Content starts

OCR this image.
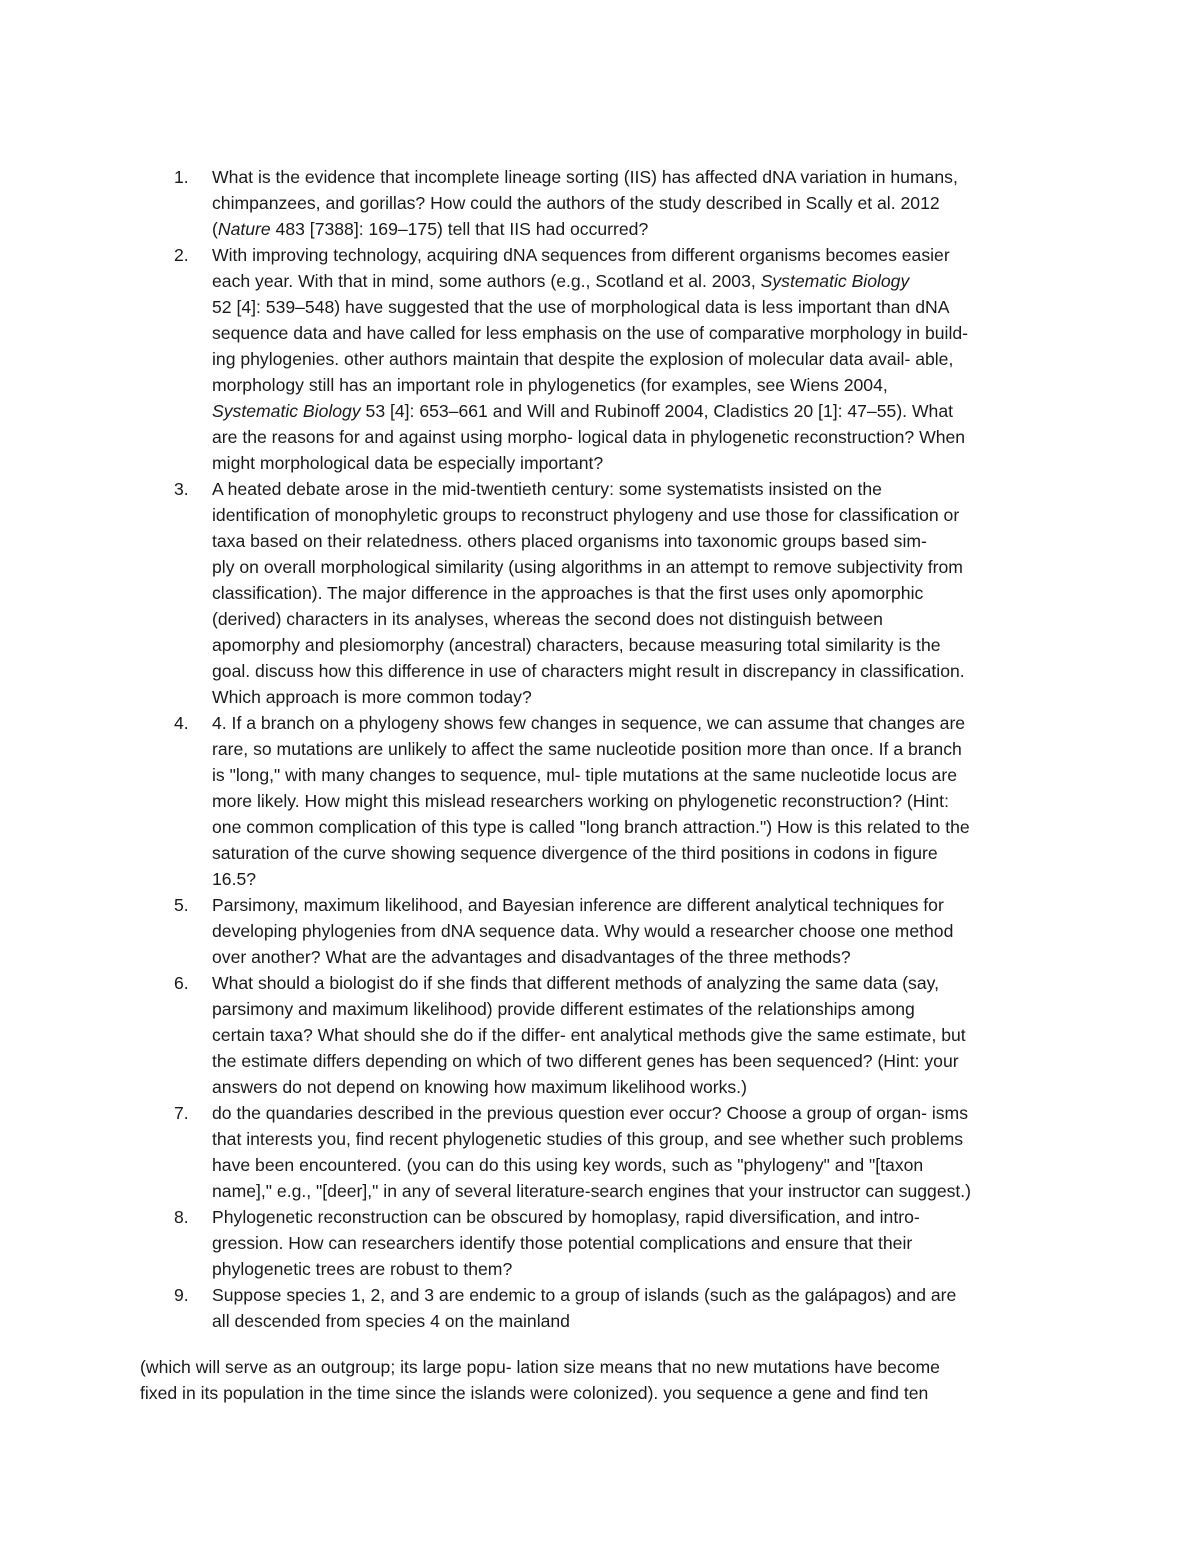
1.	What is the evidence that incomplete lineage sorting (IIS) has affected dNA variation in humans,
chimpanzees, and gorillas? How could the authors of the study described in Scally et al. 2012
(Nature 483 [7388]: 169–175) tell that IIS had occurred?
2.	With improving technology, acquiring dNA sequences from different organisms becomes easier
each year. With that in mind, some authors (e.g., Scotland et al. 2003, Systematic Biology
52 [4]: 539–548) have suggested that the use of morphological data is less important than dNA
sequence data and have called for less emphasis on the use of comparative morphology in build-
ing phylogenies. other authors maintain that despite the explosion of molecular data avail- able,
morphology still has an important role in phylogenetics (for examples, see Wiens 2004,
Systematic Biology 53 [4]: 653–661 and Will and Rubinoff 2004, Cladistics 20 [1]: 47–55). What
are the reasons for and against using morpho- logical data in phylogenetic reconstruction? When
might morphological data be especially important?
3.	A heated debate arose in the mid-twentieth century: some systematists insisted on the
identification of monophyletic groups to reconstruct phylogeny and use those for classification or
taxa based on their relatedness. others placed organisms into taxonomic groups based sim-
ply on overall morphological similarity (using algorithms in an attempt to remove subjectivity from
classification). The major difference in the approaches is that the first uses only apomorphic
(derived) characters in its analyses, whereas the second does not distinguish between
apomorphy and plesiomorphy (ancestral) characters, because measuring total similarity is the
goal. discuss how this difference in use of characters might result in discrepancy in classification.
Which approach is more common today?
4.	4. If a branch on a phylogeny shows few changes in sequence, we can assume that changes are
rare, so mutations are unlikely to affect the same nucleotide position more than once. If a branch
is "long," with many changes to sequence, mul- tiple mutations at the same nucleotide locus are
more likely. How might this mislead researchers working on phylogenetic reconstruction? (Hint:
one common complication of this type is called "long branch attraction.") How is this related to the
saturation of the curve showing sequence divergence of the third positions in codons in figure
16.5?
5.	Parsimony, maximum likelihood, and Bayesian inference are different analytical techniques for
developing phylogenies from dNA sequence data. Why would a researcher choose one method
over another? What are the advantages and disadvantages of the three methods?
6.	What should a biologist do if she finds that different methods of analyzing the same data (say,
parsimony and maximum likelihood) provide different estimates of the relationships among
certain taxa? What should she do if the differ- ent analytical methods give the same estimate, but
the estimate differs depending on which of two different genes has been sequenced? (Hint: your
answers do not depend on knowing how maximum likelihood works.)
7.	do the quandaries described in the previous question ever occur? Choose a group of organ- isms
that interests you, find recent phylogenetic studies of this group, and see whether such problems
have been encountered. (you can do this using key words, such as "phylogeny" and "[taxon
name]," e.g., "[deer]," in any of several literature-search engines that your instructor can suggest.)
8.	Phylogenetic reconstruction can be obscured by homoplasy, rapid diversification, and intro-
gression. How can researchers identify those potential complications and ensure that their
phylogenetic trees are robust to them?
9.	Suppose species 1, 2, and 3 are endemic to a group of islands (such as the galápagos) and are
all descended from species 4 on the mainland
(which will serve as an outgroup; its large popu- lation size means that no new mutations have become
fixed in its population in the time since the islands were colonized). you sequence a gene and find ten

Content ends

EXERCISE INSTRUCTIONS:
Exact copies of the entries above are needed, without their pictures.

FINISHED TASK:
OCR this image.
1.	What is the evidence that incomplete lineage sorting (IIS) has affected dNA variation in humans,
chimpanzees, and gorillas? How could the authors of the study described in Scally et al. 2012
(Nature 483 [7388]: 169–175) tell that IIS had occurred?
2.	With improving technology, acquiring dNA sequences from different organisms becomes easier
each year. With that in mind, some authors (e.g., Scotland et al. 2003, Systematic Biology
52 [4]: 539–548) have suggested that the use of morphological data is less important than dNA
sequence data and have called for less emphasis on the use of comparative morphology in build-
ing phylogenies. other authors maintain that despite the explosion of molecular data avail- able,
morphology still has an important role in phylogenetics (for examples, see Wiens 2004,
Systematic Biology 53 [4]: 653–661 and Will and Rubinoff 2004, Cladistics 20 [1]: 47–55). What
are the reasons for and against using morpho- logical data in phylogenetic reconstruction? When
might morphological data be especially important?
3.	A heated debate arose in the mid-twentieth century: some systematists insisted on the
identification of monophyletic groups to reconstruct phylogeny and use those for classification or
taxa based on their relatedness. others placed organisms into taxonomic groups based sim-
ply on overall morphological similarity (using algorithms in an attempt to remove subjectivity from
classification). The major difference in the approaches is that the first uses only apomorphic
(derived) characters in its analyses, whereas the second does not distinguish between
apomorphy and plesiomorphy (ancestral) characters, because measuring total similarity is the
goal. discuss how this difference in use of characters might result in discrepancy in classification.
Which approach is more common today?
4.	4. If a branch on a phylogeny shows few changes in sequence, we can assume that changes are
rare, so mutations are unlikely to affect the same nucleotide position more than once. If a branch
is "long," with many changes to sequence, mul- tiple mutations at the same nucleotide locus are
more likely. How might this mislead researchers working on phylogenetic reconstruction? (Hint:
one common complication of this type is called "long branch attraction.") How is this related to the
saturation of the curve showing sequence divergence of the third positions in codons in figure
16.5?
5.	Parsimony, maximum likelihood, and Bayesian inference are different analytical techniques for
developing phylogenies from dNA sequence data. Why would a researcher choose one method
over another? What are the advantages and disadvantages of the three methods?
6.	What should a biologist do if she finds that different methods of analyzing the same data (say,
parsimony and maximum likelihood) provide different estimates of the relationships among
certain taxa? What should she do if the differ- ent analytical methods give the same estimate, but
the estimate differs depending on which of two different genes has been sequenced? (Hint: your
answers do not depend on knowing how maximum likelihood works.)
7.	do the quandaries described in the previous question ever occur? Choose a group of organ- isms
that interests you, find recent phylogenetic studies of this group, and see whether such problems
have been encountered. (you can do this using key words, such as "phylogeny" and "[taxon
name]," e.g., "[deer]," in any of several literature-search engines that your instructor can suggest.)
8.	Phylogenetic reconstruction can be obscured by homoplasy, rapid diversification, and intro-
gression. How can researchers identify those potential complications and ensure that their
phylogenetic trees are robust to them?
9.	Suppose species 1, 2, and 3 are endemic to a group of islands (such as the galápagos) and are
all descended from species 4 on the mainland
(which will serve as an outgroup; its large popu- lation size means that no new mutations have become
fixed in its population in the time since the islands were colonized). you sequence a gene and find ten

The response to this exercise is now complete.